### Task to carry out
Answer with a single number: the count of lines that include the string "length".

= = = = =

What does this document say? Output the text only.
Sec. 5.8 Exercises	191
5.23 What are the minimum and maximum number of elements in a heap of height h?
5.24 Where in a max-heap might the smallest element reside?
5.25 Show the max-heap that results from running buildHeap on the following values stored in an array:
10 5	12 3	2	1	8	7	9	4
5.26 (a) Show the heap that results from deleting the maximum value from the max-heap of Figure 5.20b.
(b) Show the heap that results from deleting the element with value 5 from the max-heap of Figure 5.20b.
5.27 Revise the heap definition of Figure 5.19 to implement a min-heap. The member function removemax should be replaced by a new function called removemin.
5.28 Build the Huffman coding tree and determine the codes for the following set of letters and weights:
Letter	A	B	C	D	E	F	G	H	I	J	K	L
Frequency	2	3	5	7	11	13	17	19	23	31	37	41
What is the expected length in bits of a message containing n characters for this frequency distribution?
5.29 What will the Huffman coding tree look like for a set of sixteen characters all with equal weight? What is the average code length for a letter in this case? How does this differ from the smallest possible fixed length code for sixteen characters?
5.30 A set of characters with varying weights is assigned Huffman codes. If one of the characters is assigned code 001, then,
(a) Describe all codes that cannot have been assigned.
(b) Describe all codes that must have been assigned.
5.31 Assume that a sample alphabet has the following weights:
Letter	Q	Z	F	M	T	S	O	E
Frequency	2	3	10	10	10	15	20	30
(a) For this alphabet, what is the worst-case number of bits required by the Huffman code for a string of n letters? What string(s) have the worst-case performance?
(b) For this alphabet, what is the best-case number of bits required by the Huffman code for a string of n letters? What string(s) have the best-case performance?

= = = = =

### Exercise response
2